> **Request**:
Scan the records for the word "elementales". Copy each line that includes it.

> **Task data**:
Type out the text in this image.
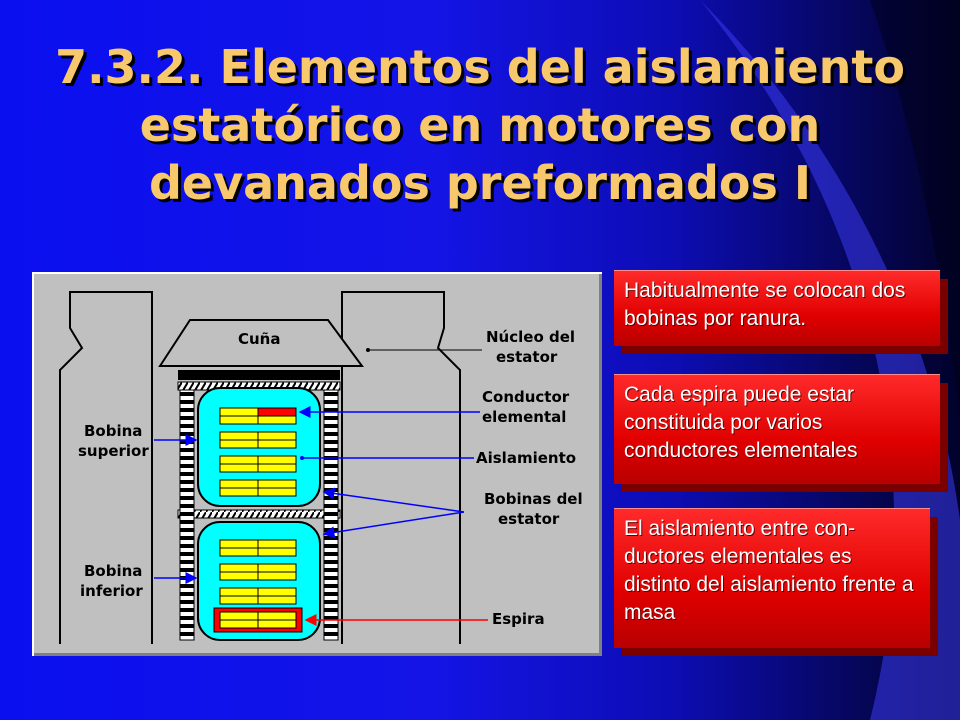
7.3.2. Elementos del aislamiento
estatórico en motores con
devanados preformados I
Cuña
Bobina
superior
Bobina
inferior
Núcleo del
estator
Conductor
elemental
Aislamiento
Bobinas del
estator
Espira

Habitualmente se colocan dos bobinas por ranura.

Cada espira puede estar constituida por varios conductores elementales

El aislamiento entre con- ductores elementales es distinto del aislamiento frente a masa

> **The output**:
Cada espira puede estar constituida por varios conductores elementales
El aislamiento entre con- ductores elementales es distinto del aislamiento frente a masa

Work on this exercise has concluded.